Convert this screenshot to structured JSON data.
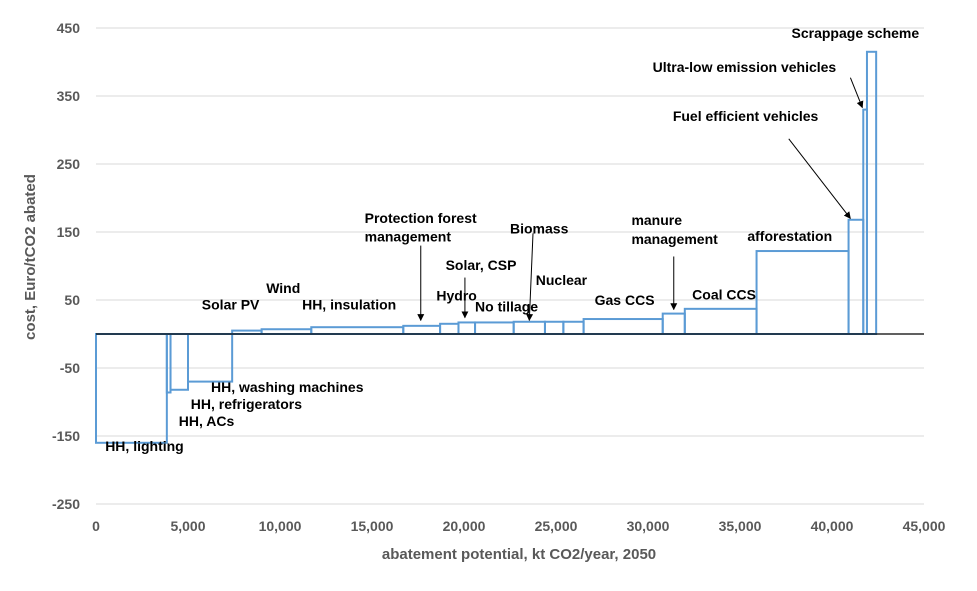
{
  "chart_data": {
    "type": "bar",
    "subtype": "marginal-abatement-cost-curve",
    "xlabel": "abatement potential, kt CO2/year, 2050",
    "ylabel": "cost, Euro/tCO2 abated",
    "xlim": [
      0,
      45000
    ],
    "ylim": [
      -250,
      450
    ],
    "xticks": [
      0,
      5000,
      10000,
      15000,
      20000,
      25000,
      30000,
      35000,
      40000,
      45000
    ],
    "xtick_labels": [
      "0",
      "5,000",
      "10,000",
      "15,000",
      "20,000",
      "25,000",
      "30,000",
      "35,000",
      "40,000",
      "45,000"
    ],
    "yticks": [
      -250,
      -150,
      -50,
      50,
      150,
      250,
      350,
      450
    ],
    "ytick_labels": [
      "-250",
      "-150",
      "-50",
      "50",
      "150",
      "250",
      "350",
      "450"
    ],
    "grid": "horizontal",
    "series_color": "#5b9bd5",
    "bars": [
      {
        "x0": 0,
        "x1": 3850,
        "y": -160
      },
      {
        "x0": 3850,
        "x1": 4050,
        "y": -86
      },
      {
        "x0": 4050,
        "x1": 5000,
        "y": -82
      },
      {
        "x0": 5000,
        "x1": 7400,
        "y": -70
      },
      {
        "x0": 7400,
        "x1": 9000,
        "y": 5
      },
      {
        "x0": 9000,
        "x1": 11700,
        "y": 7
      },
      {
        "x0": 11700,
        "x1": 16700,
        "y": 10
      },
      {
        "x0": 16700,
        "x1": 18700,
        "y": 12
      },
      {
        "x0": 18700,
        "x1": 19700,
        "y": 15
      },
      {
        "x0": 19700,
        "x1": 20600,
        "y": 17
      },
      {
        "x0": 20600,
        "x1": 22700,
        "y": 17
      },
      {
        "x0": 22700,
        "x1": 24400,
        "y": 18
      },
      {
        "x0": 24400,
        "x1": 25400,
        "y": 18
      },
      {
        "x0": 25400,
        "x1": 26500,
        "y": 18
      },
      {
        "x0": 26500,
        "x1": 30800,
        "y": 22
      },
      {
        "x0": 30800,
        "x1": 32000,
        "y": 30
      },
      {
        "x0": 32000,
        "x1": 35900,
        "y": 37
      },
      {
        "x0": 35900,
        "x1": 40900,
        "y": 122
      },
      {
        "x0": 40900,
        "x1": 41700,
        "y": 168
      },
      {
        "x0": 41700,
        "x1": 41900,
        "y": 330
      },
      {
        "x0": 41900,
        "x1": 42400,
        "y": 415
      }
    ],
    "annotations": [
      {
        "text": "HH, lighting",
        "x": 500,
        "y": -172
      },
      {
        "text": "HH, ACs",
        "x": 4500,
        "y": -135
      },
      {
        "text": "HH, refrigerators",
        "x": 5150,
        "y": -110
      },
      {
        "text": "HH, washing machines",
        "x": 6250,
        "y": -85
      },
      {
        "text": "Solar PV",
        "x": 5750,
        "y": 36
      },
      {
        "text": "Wind",
        "x": 9250,
        "y": 60
      },
      {
        "text": "HH, insulation",
        "x": 11200,
        "y": 36
      },
      {
        "text": "Protection forest",
        "x": 14600,
        "y": 163
      },
      {
        "text": "management",
        "x": 14600,
        "y": 136
      },
      {
        "text": "Hydro",
        "x": 18500,
        "y": 49
      },
      {
        "text": "Solar, CSP",
        "x": 19000,
        "y": 94
      },
      {
        "text": "No tillage",
        "x": 20600,
        "y": 33
      },
      {
        "text": "Biomass",
        "x": 22500,
        "y": 148
      },
      {
        "text": "Nuclear",
        "x": 23900,
        "y": 72
      },
      {
        "text": "Gas CCS",
        "x": 27100,
        "y": 43
      },
      {
        "text": "manure",
        "x": 29100,
        "y": 160
      },
      {
        "text": "management",
        "x": 29100,
        "y": 132
      },
      {
        "text": "Coal CCS",
        "x": 32400,
        "y": 51
      },
      {
        "text": "afforestation",
        "x": 35400,
        "y": 137
      },
      {
        "text": "Fuel efficient vehicles",
        "x": 31350,
        "y": 313
      },
      {
        "text": "Ultra-low emission vehicles",
        "x": 30250,
        "y": 385
      },
      {
        "text": "Scrappage scheme",
        "x": 37800,
        "y": 435
      }
    ],
    "arrows": [
      {
        "x0": 17650,
        "y0": 130,
        "x1": 17650,
        "y1": 20
      },
      {
        "x0": 20050,
        "y0": 83,
        "x1": 20050,
        "y1": 24
      },
      {
        "x0": 23750,
        "y0": 148,
        "x1": 23550,
        "y1": 20
      },
      {
        "x0": 31400,
        "y0": 114,
        "x1": 31400,
        "y1": 36
      },
      {
        "x0": 37650,
        "y0": 287,
        "x1": 41000,
        "y1": 170
      },
      {
        "x0": 41000,
        "y0": 377,
        "x1": 41650,
        "y1": 333
      }
    ]
  }
}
■ ■ ■
> **Task**:
Copy the whole listing above word for word but do not carry over the pictures.

> **Answer to this exercise**:
Convert this screenshot to structured JSON data.
{
  "chart_data": {
    "type": "bar",
    "subtype": "marginal-abatement-cost-curve",
    "xlabel": "abatement potential, kt CO2/year, 2050",
    "ylabel": "cost, Euro/tCO2 abated",
    "xlim": [
      0,
      45000
    ],
    "ylim": [
      -250,
      450
    ],
    "xticks": [
      0,
      5000,
      10000,
      15000,
      20000,
      25000,
      30000,
      35000,
      40000,
      45000
    ],
    "xtick_labels": [
      "0",
      "5,000",
      "10,000",
      "15,000",
      "20,000",
      "25,000",
      "30,000",
      "35,000",
      "40,000",
      "45,000"
    ],
    "yticks": [
      -250,
      -150,
      -50,
      50,
      150,
      250,
      350,
      450
    ],
    "ytick_labels": [
      "-250",
      "-150",
      "-50",
      "50",
      "150",
      "250",
      "350",
      "450"
    ],
    "grid": "horizontal",
    "series_color": "#5b9bd5",
    "bars": [
      {
        "x0": 0,
        "x1": 3850,
        "y": -160
      },
      {
        "x0": 3850,
        "x1": 4050,
        "y": -86
      },
      {
        "x0": 4050,
        "x1": 5000,
        "y": -82
      },
      {
        "x0": 5000,
        "x1": 7400,
        "y": -70
      },
      {
        "x0": 7400,
        "x1": 9000,
        "y": 5
      },
      {
        "x0": 9000,
        "x1": 11700,
        "y": 7
      },
      {
        "x0": 11700,
        "x1": 16700,
        "y": 10
      },
      {
        "x0": 16700,
        "x1": 18700,
        "y": 12
      },
      {
        "x0": 18700,
        "x1": 19700,
        "y": 15
      },
      {
        "x0": 19700,
        "x1": 20600,
        "y": 17
      },
      {
        "x0": 20600,
        "x1": 22700,
        "y": 17
      },
      {
        "x0": 22700,
        "x1": 24400,
        "y": 18
      },
      {
        "x0": 24400,
        "x1": 25400,
        "y": 18
      },
      {
        "x0": 25400,
        "x1": 26500,
        "y": 18
      },
      {
        "x0": 26500,
        "x1": 30800,
        "y": 22
      },
      {
        "x0": 30800,
        "x1": 32000,
        "y": 30
      },
      {
        "x0": 32000,
        "x1": 35900,
        "y": 37
      },
      {
        "x0": 35900,
        "x1": 40900,
        "y": 122
      },
      {
        "x0": 40900,
        "x1": 41700,
        "y": 168
      },
      {
        "x0": 41700,
        "x1": 41900,
        "y": 330
      },
      {
        "x0": 41900,
        "x1": 42400,
        "y": 415
      }
    ],
    "annotations": [
      {
        "text": "HH, lighting",
        "x": 500,
        "y": -172
      },
      {
        "text": "HH, ACs",
        "x": 4500,
        "y": -135
      },
      {
        "text": "HH, refrigerators",
        "x": 5150,
        "y": -110
      },
      {
        "text": "HH, washing machines",
        "x": 6250,
        "y": -85
      },
      {
        "text": "Solar PV",
        "x": 5750,
        "y": 36
      },
      {
        "text": "Wind",
        "x": 9250,
        "y": 60
      },
      {
        "text": "HH, insulation",
        "x": 11200,
        "y": 36
      },
      {
        "text": "Protection forest",
        "x": 14600,
        "y": 163
      },
      {
        "text": "management",
        "x": 14600,
        "y": 136
      },
      {
        "text": "Hydro",
        "x": 18500,
        "y": 49
      },
      {
        "text": "Solar, CSP",
        "x": 19000,
        "y": 94
      },
      {
        "text": "No tillage",
        "x": 20600,
        "y": 33
      },
      {
        "text": "Biomass",
        "x": 22500,
        "y": 148
      },
      {
        "text": "Nuclear",
        "x": 23900,
        "y": 72
      },
      {
        "text": "Gas CCS",
        "x": 27100,
        "y": 43
      },
      {
        "text": "manure",
        "x": 29100,
        "y": 160
      },
      {
        "text": "management",
        "x": 29100,
        "y": 132
      },
      {
        "text": "Coal CCS",
        "x": 32400,
        "y": 51
      },
      {
        "text": "afforestation",
        "x": 35400,
        "y": 137
      },
      {
        "text": "Fuel efficient vehicles",
        "x": 31350,
        "y": 313
      },
      {
        "text": "Ultra-low emission vehicles",
        "x": 30250,
        "y": 385
      },
      {
        "text": "Scrappage scheme",
        "x": 37800,
        "y": 435
      }
    ],
    "arrows": [
      {
        "x0": 17650,
        "y0": 130,
        "x1": 17650,
        "y1": 20
      },
      {
        "x0": 20050,
        "y0": 83,
        "x1": 20050,
        "y1": 24
      },
      {
        "x0": 23750,
        "y0": 148,
        "x1": 23550,
        "y1": 20
      },
      {
        "x0": 31400,
        "y0": 114,
        "x1": 31400,
        "y1": 36
      },
      {
        "x0": 37650,
        "y0": 287,
        "x1": 41000,
        "y1": 170
      },
      {
        "x0": 41000,
        "y0": 377,
        "x1": 41650,
        "y1": 333
      }
    ]
  }
}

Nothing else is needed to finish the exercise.